THE EXERCISE:
Select the lines below containing the word "name".

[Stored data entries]
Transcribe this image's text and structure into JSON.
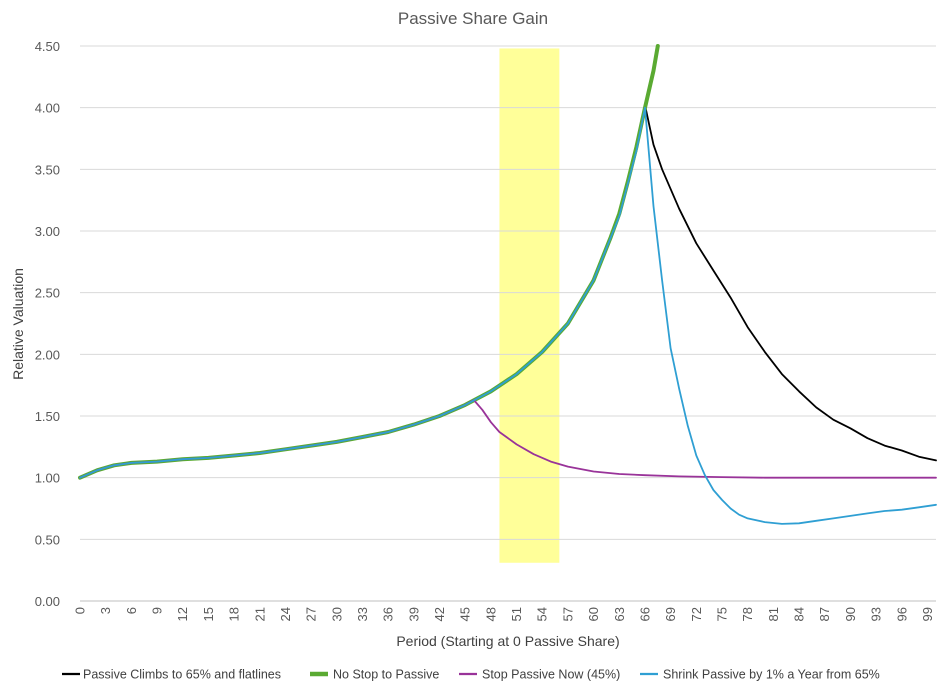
{
  "chart_data": {
    "type": "line",
    "title": "Passive Share Gain",
    "xlabel": "Period (Starting at 0 Passive Share)",
    "ylabel": "Relative Valuation",
    "xlim": [
      0,
      100
    ],
    "ylim": [
      0,
      4.5
    ],
    "yticks": [
      "0.00",
      "0.50",
      "1.00",
      "1.50",
      "2.00",
      "2.50",
      "3.00",
      "3.50",
      "4.00",
      "4.50"
    ],
    "xticks": [
      0,
      3,
      6,
      9,
      12,
      15,
      18,
      21,
      24,
      27,
      30,
      33,
      36,
      39,
      42,
      45,
      48,
      51,
      54,
      57,
      60,
      63,
      66,
      69,
      72,
      75,
      78,
      81,
      84,
      87,
      90,
      93,
      96,
      99
    ],
    "highlight": {
      "x_start": 49,
      "x_end": 56,
      "y_top": 4.48,
      "y_bottom": 0.31,
      "color": "#ffff99"
    },
    "legend_position": "bottom",
    "series": [
      {
        "name": "Passive Climbs to 65% and flatlines",
        "color": "#000000",
        "width": 1.8,
        "points": [
          [
            0,
            1.0
          ],
          [
            2,
            1.06
          ],
          [
            4,
            1.1
          ],
          [
            6,
            1.12
          ],
          [
            9,
            1.13
          ],
          [
            12,
            1.15
          ],
          [
            15,
            1.16
          ],
          [
            18,
            1.18
          ],
          [
            21,
            1.2
          ],
          [
            24,
            1.23
          ],
          [
            27,
            1.26
          ],
          [
            30,
            1.29
          ],
          [
            33,
            1.33
          ],
          [
            36,
            1.37
          ],
          [
            39,
            1.43
          ],
          [
            42,
            1.5
          ],
          [
            45,
            1.59
          ],
          [
            48,
            1.7
          ],
          [
            51,
            1.84
          ],
          [
            54,
            2.02
          ],
          [
            57,
            2.25
          ],
          [
            60,
            2.6
          ],
          [
            63,
            3.12
          ],
          [
            65,
            3.65
          ],
          [
            66,
            4.02
          ],
          [
            67,
            3.7
          ],
          [
            68,
            3.5
          ],
          [
            70,
            3.18
          ],
          [
            72,
            2.9
          ],
          [
            74,
            2.68
          ],
          [
            76,
            2.46
          ],
          [
            78,
            2.22
          ],
          [
            80,
            2.02
          ],
          [
            82,
            1.84
          ],
          [
            84,
            1.7
          ],
          [
            86,
            1.57
          ],
          [
            88,
            1.47
          ],
          [
            90,
            1.4
          ],
          [
            92,
            1.32
          ],
          [
            94,
            1.26
          ],
          [
            96,
            1.22
          ],
          [
            98,
            1.17
          ],
          [
            100,
            1.14
          ]
        ]
      },
      {
        "name": "No Stop to Passive",
        "color": "#5aaa32",
        "width": 4,
        "points": [
          [
            0,
            1.0
          ],
          [
            2,
            1.06
          ],
          [
            4,
            1.1
          ],
          [
            6,
            1.12
          ],
          [
            9,
            1.13
          ],
          [
            12,
            1.15
          ],
          [
            15,
            1.16
          ],
          [
            18,
            1.18
          ],
          [
            21,
            1.2
          ],
          [
            24,
            1.23
          ],
          [
            27,
            1.26
          ],
          [
            30,
            1.29
          ],
          [
            33,
            1.33
          ],
          [
            36,
            1.37
          ],
          [
            39,
            1.43
          ],
          [
            42,
            1.5
          ],
          [
            45,
            1.59
          ],
          [
            48,
            1.7
          ],
          [
            51,
            1.84
          ],
          [
            54,
            2.02
          ],
          [
            57,
            2.25
          ],
          [
            60,
            2.6
          ],
          [
            62,
            2.95
          ],
          [
            63,
            3.14
          ],
          [
            64,
            3.4
          ],
          [
            65,
            3.68
          ],
          [
            66,
            4.0
          ],
          [
            67,
            4.3
          ],
          [
            67.5,
            4.5
          ]
        ]
      },
      {
        "name": "Stop Passive Now (45%)",
        "color": "#993399",
        "width": 1.8,
        "points": [
          [
            0,
            1.0
          ],
          [
            2,
            1.06
          ],
          [
            4,
            1.1
          ],
          [
            6,
            1.12
          ],
          [
            9,
            1.13
          ],
          [
            12,
            1.15
          ],
          [
            15,
            1.16
          ],
          [
            18,
            1.18
          ],
          [
            21,
            1.2
          ],
          [
            24,
            1.23
          ],
          [
            27,
            1.26
          ],
          [
            30,
            1.29
          ],
          [
            33,
            1.33
          ],
          [
            36,
            1.37
          ],
          [
            39,
            1.43
          ],
          [
            42,
            1.5
          ],
          [
            45,
            1.59
          ],
          [
            46,
            1.63
          ],
          [
            47,
            1.55
          ],
          [
            48,
            1.45
          ],
          [
            49,
            1.37
          ],
          [
            51,
            1.27
          ],
          [
            53,
            1.19
          ],
          [
            55,
            1.13
          ],
          [
            57,
            1.09
          ],
          [
            60,
            1.05
          ],
          [
            63,
            1.03
          ],
          [
            66,
            1.02
          ],
          [
            70,
            1.01
          ],
          [
            75,
            1.005
          ],
          [
            80,
            1.0
          ],
          [
            90,
            1.0
          ],
          [
            100,
            1.0
          ]
        ]
      },
      {
        "name": "Shrink Passive by 1% a Year from 65%",
        "color": "#2f9fd3",
        "width": 1.8,
        "points": [
          [
            0,
            1.0
          ],
          [
            2,
            1.06
          ],
          [
            4,
            1.1
          ],
          [
            6,
            1.12
          ],
          [
            9,
            1.13
          ],
          [
            12,
            1.15
          ],
          [
            15,
            1.16
          ],
          [
            18,
            1.18
          ],
          [
            21,
            1.2
          ],
          [
            24,
            1.23
          ],
          [
            27,
            1.26
          ],
          [
            30,
            1.29
          ],
          [
            33,
            1.33
          ],
          [
            36,
            1.37
          ],
          [
            39,
            1.43
          ],
          [
            42,
            1.5
          ],
          [
            45,
            1.59
          ],
          [
            48,
            1.7
          ],
          [
            51,
            1.84
          ],
          [
            54,
            2.02
          ],
          [
            57,
            2.25
          ],
          [
            60,
            2.6
          ],
          [
            63,
            3.12
          ],
          [
            65,
            3.65
          ],
          [
            66,
            4.0
          ],
          [
            67,
            3.2
          ],
          [
            68,
            2.6
          ],
          [
            69,
            2.05
          ],
          [
            70,
            1.72
          ],
          [
            71,
            1.42
          ],
          [
            72,
            1.18
          ],
          [
            73,
            1.02
          ],
          [
            74,
            0.9
          ],
          [
            75,
            0.82
          ],
          [
            76,
            0.75
          ],
          [
            77,
            0.7
          ],
          [
            78,
            0.67
          ],
          [
            80,
            0.64
          ],
          [
            82,
            0.625
          ],
          [
            84,
            0.63
          ],
          [
            86,
            0.65
          ],
          [
            88,
            0.67
          ],
          [
            90,
            0.69
          ],
          [
            92,
            0.71
          ],
          [
            94,
            0.73
          ],
          [
            96,
            0.74
          ],
          [
            98,
            0.76
          ],
          [
            100,
            0.78
          ]
        ]
      }
    ]
  }
}
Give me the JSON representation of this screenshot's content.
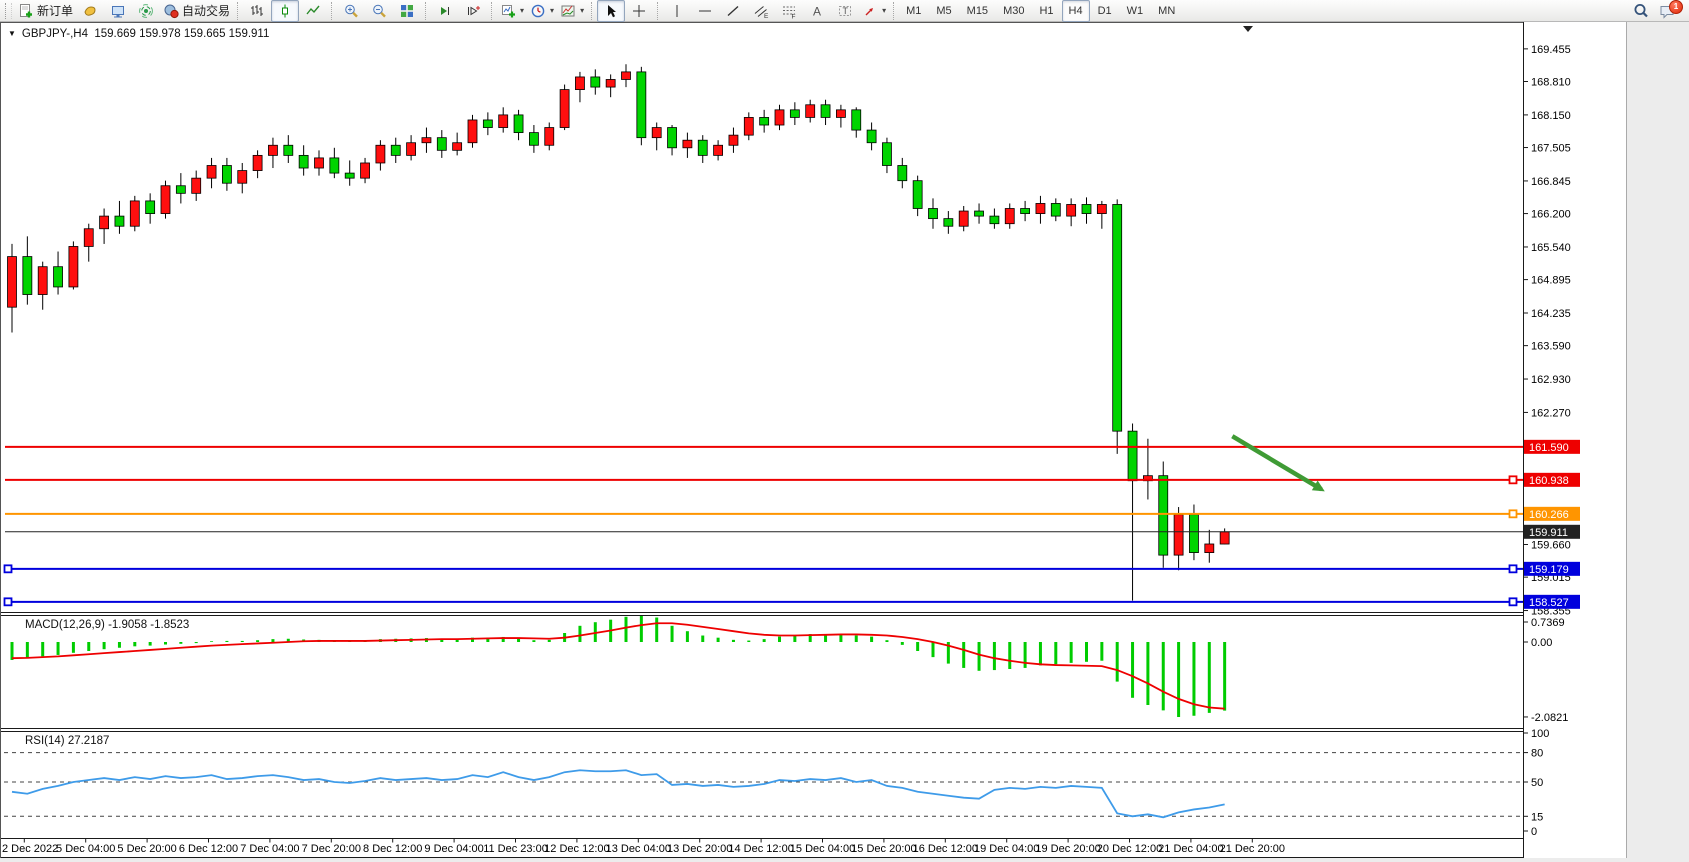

CORRECT ANSWER:
        "name": "Passive Climbs to 65% and flatlines",
        "name": "No Stop to Passive",
        "name": "Stop Passive Now (45%)",
        "name": "Shrink Passive by 1% a Year from 65%",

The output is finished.